▶ **What this task involves**: In the listing below, locate the lines that hold the string "screenshot". Copy those lines.

▶ **Provided information**:
+---+

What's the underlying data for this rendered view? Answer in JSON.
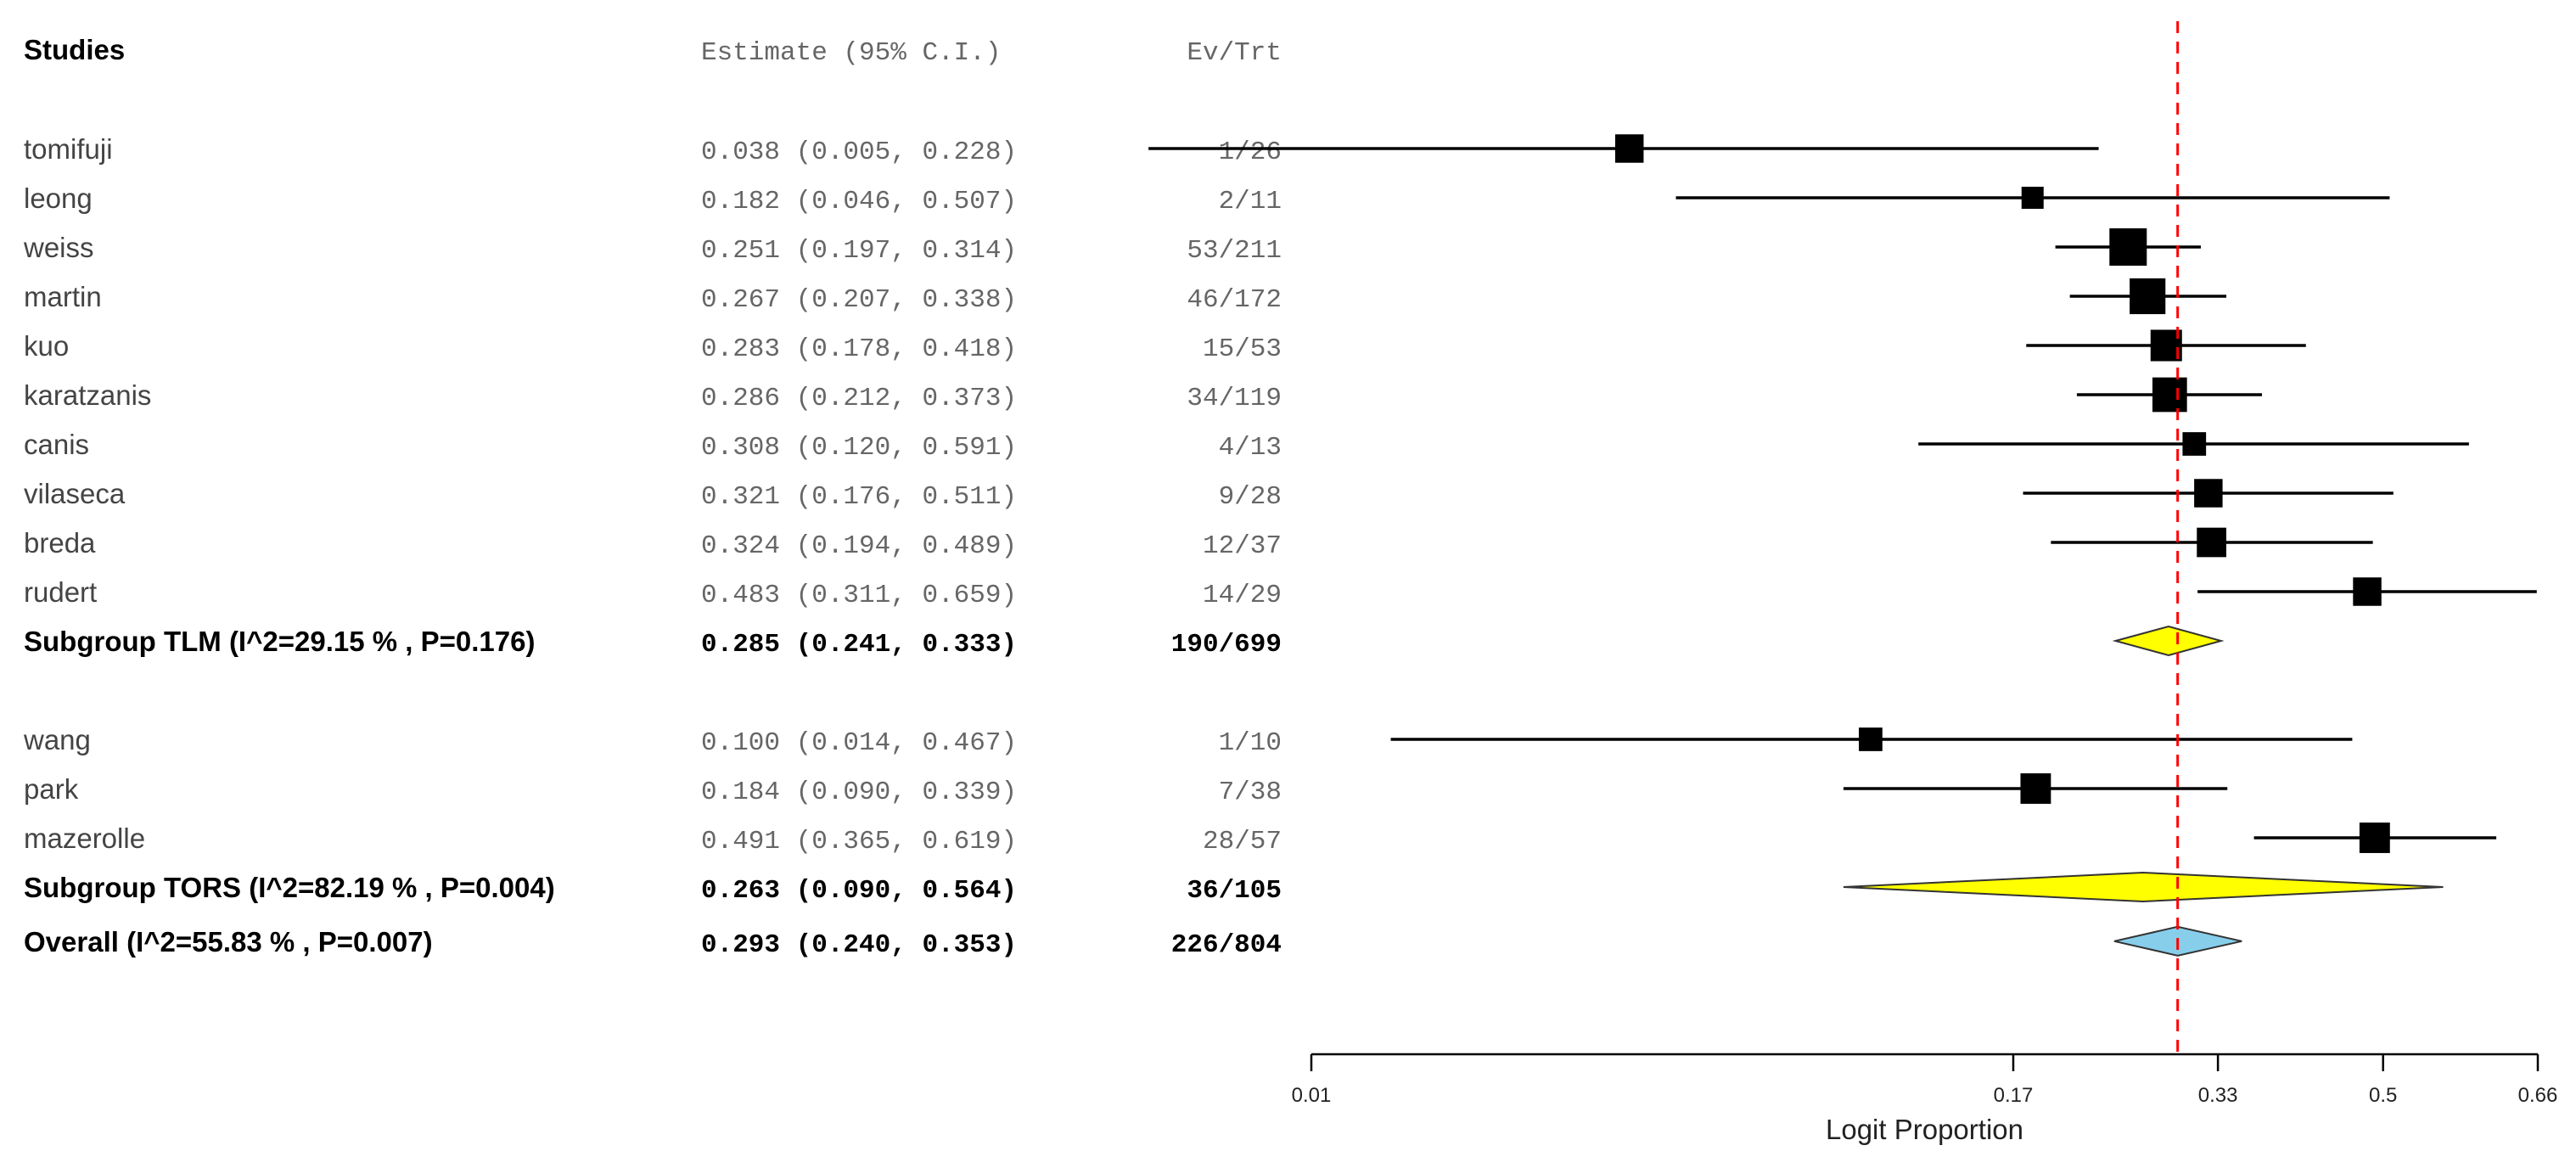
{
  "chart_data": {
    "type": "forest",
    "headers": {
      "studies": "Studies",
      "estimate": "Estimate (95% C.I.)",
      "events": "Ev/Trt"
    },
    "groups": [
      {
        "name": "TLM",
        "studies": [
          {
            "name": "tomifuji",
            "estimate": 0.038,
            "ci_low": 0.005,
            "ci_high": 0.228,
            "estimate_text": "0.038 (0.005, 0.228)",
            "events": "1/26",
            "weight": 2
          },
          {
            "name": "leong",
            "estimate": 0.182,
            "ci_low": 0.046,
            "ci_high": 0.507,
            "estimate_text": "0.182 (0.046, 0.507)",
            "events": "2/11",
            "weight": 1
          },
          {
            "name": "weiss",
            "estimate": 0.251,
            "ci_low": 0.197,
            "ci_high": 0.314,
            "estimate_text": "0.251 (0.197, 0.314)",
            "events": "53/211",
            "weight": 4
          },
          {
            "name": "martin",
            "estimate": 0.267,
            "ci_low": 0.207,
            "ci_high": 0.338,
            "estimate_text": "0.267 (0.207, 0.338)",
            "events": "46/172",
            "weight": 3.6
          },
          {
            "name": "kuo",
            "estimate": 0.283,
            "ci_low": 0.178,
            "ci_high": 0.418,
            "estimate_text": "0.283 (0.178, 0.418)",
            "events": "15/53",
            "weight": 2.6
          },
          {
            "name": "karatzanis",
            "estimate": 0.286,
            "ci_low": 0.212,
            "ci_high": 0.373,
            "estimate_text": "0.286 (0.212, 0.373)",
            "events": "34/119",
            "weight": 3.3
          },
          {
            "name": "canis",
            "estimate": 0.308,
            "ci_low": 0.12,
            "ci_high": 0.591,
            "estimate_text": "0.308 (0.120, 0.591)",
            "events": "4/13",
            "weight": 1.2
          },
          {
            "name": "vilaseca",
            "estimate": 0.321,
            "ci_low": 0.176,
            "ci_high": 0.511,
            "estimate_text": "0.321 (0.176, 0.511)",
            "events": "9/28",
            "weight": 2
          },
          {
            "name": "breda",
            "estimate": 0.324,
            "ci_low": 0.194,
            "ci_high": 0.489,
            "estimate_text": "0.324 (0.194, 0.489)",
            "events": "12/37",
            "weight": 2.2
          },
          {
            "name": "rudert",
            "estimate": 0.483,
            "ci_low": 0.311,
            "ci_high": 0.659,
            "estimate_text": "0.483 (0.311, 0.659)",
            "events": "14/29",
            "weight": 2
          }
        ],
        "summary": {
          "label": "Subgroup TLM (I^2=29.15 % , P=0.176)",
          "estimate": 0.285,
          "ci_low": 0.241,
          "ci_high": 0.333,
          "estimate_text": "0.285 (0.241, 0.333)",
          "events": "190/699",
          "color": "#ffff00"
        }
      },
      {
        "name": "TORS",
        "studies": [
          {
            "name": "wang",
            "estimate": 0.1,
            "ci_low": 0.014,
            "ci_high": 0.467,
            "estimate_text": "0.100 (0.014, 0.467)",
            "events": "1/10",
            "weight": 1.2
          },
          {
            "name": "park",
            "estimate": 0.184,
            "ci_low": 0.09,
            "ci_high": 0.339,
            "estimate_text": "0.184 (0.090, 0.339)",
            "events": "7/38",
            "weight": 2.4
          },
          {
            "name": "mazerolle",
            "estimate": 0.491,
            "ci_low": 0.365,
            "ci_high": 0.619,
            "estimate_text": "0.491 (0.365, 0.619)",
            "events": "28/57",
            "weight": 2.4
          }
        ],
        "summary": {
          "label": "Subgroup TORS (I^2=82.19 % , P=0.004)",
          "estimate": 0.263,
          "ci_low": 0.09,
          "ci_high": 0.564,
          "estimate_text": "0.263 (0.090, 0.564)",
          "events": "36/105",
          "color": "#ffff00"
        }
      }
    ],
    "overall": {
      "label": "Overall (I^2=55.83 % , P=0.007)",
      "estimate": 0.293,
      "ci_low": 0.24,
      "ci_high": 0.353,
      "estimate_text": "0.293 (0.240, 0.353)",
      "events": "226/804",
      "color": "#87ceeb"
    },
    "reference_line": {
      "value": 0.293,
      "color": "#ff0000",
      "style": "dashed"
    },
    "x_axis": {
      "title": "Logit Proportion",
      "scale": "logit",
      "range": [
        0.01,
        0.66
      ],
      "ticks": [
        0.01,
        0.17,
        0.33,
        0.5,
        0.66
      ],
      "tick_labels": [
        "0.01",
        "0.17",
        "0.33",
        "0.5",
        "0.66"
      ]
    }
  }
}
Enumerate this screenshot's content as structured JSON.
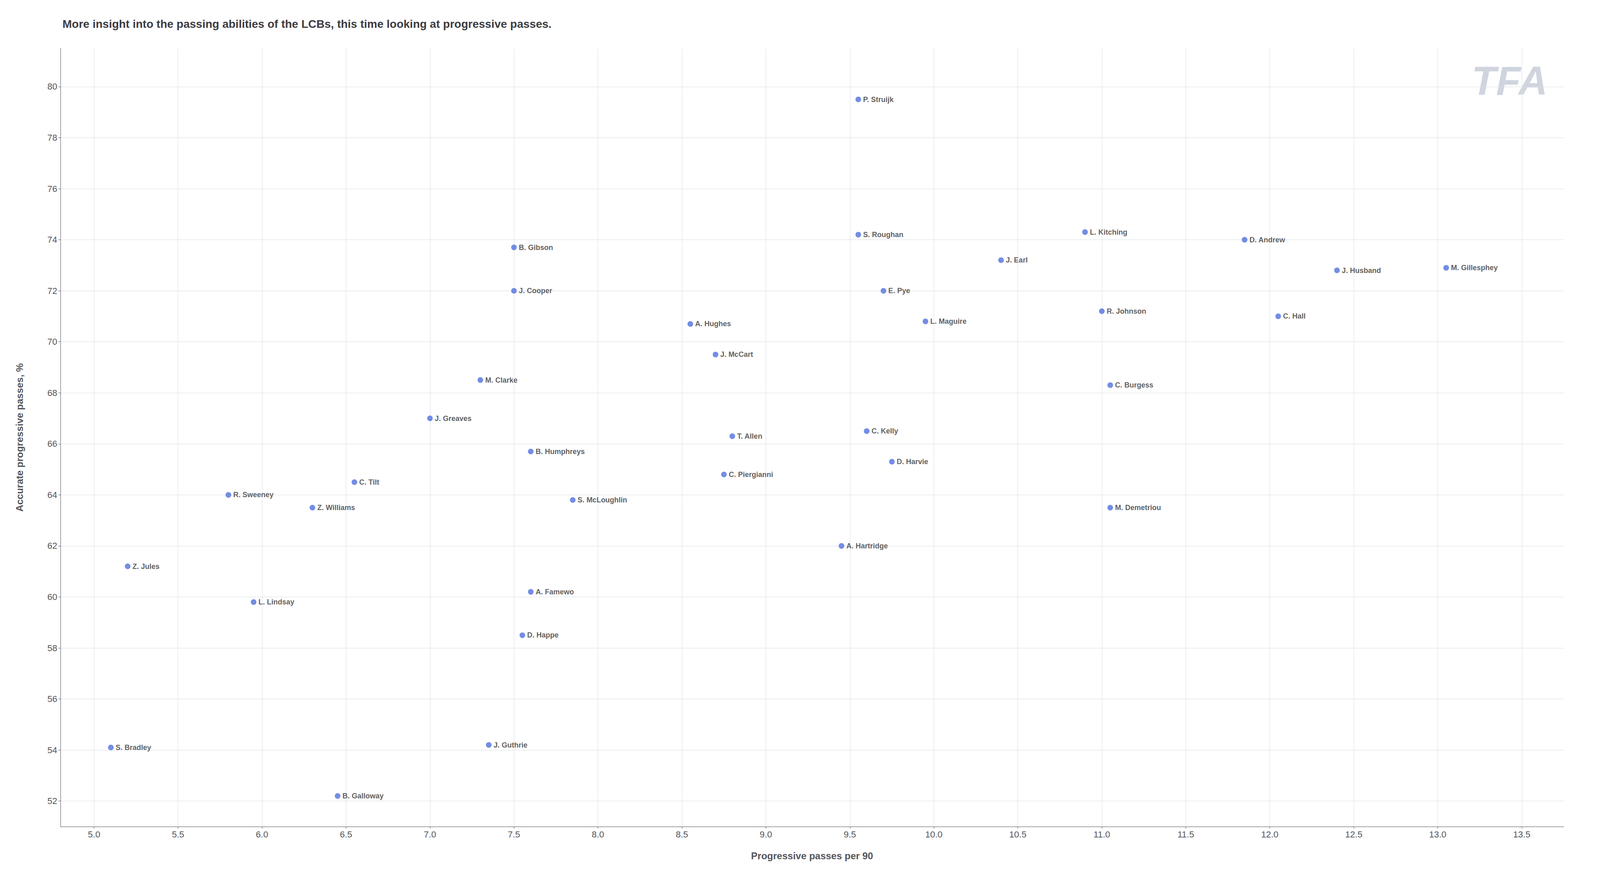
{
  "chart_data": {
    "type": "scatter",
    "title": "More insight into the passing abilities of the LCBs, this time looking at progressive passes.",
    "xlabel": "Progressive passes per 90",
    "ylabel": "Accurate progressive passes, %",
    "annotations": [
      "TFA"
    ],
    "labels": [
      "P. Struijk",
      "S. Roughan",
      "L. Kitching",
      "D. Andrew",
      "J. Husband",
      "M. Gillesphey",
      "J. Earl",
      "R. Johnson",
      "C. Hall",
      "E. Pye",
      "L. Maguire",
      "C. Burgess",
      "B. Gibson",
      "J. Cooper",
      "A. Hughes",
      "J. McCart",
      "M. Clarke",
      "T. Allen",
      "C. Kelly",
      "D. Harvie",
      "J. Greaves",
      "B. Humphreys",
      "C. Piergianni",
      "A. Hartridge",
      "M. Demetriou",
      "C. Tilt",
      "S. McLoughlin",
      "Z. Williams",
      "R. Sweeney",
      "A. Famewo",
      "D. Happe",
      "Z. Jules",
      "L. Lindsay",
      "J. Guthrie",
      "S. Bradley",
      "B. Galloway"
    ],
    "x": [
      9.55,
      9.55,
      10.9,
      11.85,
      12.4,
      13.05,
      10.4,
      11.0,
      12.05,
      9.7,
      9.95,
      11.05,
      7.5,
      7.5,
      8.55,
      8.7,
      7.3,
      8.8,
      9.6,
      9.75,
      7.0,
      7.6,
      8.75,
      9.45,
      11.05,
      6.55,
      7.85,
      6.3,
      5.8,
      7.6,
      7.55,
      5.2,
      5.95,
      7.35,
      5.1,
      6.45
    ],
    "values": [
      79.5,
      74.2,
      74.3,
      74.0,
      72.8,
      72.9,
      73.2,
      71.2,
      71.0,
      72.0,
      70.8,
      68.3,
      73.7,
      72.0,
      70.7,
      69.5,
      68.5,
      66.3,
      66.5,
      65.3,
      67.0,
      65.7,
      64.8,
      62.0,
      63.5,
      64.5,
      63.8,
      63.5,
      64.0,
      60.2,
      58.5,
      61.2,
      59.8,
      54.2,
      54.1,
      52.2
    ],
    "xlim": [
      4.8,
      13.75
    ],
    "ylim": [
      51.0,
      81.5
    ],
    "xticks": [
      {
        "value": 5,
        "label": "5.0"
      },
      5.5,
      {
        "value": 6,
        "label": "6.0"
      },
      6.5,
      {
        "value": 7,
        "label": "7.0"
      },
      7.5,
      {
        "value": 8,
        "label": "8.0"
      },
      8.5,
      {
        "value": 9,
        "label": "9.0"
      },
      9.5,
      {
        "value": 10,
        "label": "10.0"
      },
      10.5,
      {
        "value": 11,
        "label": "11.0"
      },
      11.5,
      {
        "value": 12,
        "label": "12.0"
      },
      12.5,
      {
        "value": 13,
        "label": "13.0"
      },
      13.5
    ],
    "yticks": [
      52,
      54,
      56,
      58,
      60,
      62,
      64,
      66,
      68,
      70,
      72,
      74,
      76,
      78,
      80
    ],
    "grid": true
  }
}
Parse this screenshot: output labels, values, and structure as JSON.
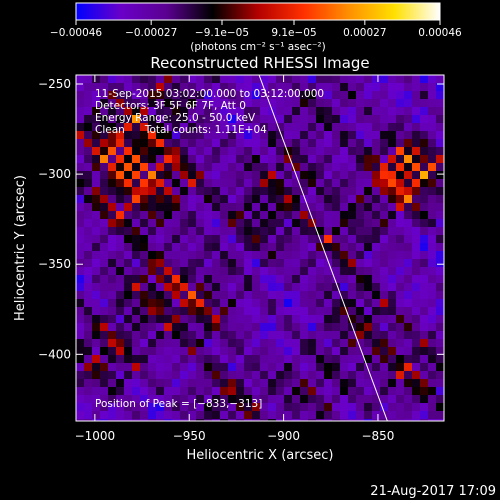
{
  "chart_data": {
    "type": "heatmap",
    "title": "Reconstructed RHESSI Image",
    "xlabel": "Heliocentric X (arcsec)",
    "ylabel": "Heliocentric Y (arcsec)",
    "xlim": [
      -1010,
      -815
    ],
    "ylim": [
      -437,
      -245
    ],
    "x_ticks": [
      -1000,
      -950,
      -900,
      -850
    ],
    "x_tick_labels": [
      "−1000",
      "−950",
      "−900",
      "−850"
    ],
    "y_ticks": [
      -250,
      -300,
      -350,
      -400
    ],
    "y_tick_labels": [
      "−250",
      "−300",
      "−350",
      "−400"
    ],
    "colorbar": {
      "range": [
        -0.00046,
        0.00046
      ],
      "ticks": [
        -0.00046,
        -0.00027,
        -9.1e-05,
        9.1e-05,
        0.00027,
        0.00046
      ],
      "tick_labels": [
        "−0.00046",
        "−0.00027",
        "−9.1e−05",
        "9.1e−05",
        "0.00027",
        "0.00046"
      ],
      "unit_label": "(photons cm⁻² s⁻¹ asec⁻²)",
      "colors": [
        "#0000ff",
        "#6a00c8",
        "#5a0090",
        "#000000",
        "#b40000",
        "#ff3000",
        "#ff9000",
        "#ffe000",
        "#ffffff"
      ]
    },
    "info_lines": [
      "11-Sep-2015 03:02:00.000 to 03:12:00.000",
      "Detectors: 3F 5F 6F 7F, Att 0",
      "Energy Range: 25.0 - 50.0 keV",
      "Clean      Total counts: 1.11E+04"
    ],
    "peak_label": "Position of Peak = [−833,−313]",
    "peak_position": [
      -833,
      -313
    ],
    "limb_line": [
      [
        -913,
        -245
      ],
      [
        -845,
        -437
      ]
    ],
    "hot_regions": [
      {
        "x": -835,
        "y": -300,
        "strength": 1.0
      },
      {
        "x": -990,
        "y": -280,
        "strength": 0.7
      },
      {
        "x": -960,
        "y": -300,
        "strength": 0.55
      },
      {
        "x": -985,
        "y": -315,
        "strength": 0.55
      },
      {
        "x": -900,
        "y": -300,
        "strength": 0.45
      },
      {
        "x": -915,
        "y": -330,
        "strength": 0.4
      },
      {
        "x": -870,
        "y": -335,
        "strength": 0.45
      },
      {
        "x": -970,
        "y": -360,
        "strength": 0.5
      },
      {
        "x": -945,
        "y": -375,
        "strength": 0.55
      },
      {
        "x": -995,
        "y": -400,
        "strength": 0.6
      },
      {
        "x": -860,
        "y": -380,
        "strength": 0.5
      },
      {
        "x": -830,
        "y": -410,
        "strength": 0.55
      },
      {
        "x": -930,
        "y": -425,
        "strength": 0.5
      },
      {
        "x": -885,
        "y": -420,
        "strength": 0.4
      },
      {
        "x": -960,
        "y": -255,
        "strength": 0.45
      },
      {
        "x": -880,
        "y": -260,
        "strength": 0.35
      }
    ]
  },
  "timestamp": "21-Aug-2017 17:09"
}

+---+

▶ **Task output**:
Enumerate this screenshot's content as structured JSON.
Parse this screenshot: output labels, values, and structure as JSON.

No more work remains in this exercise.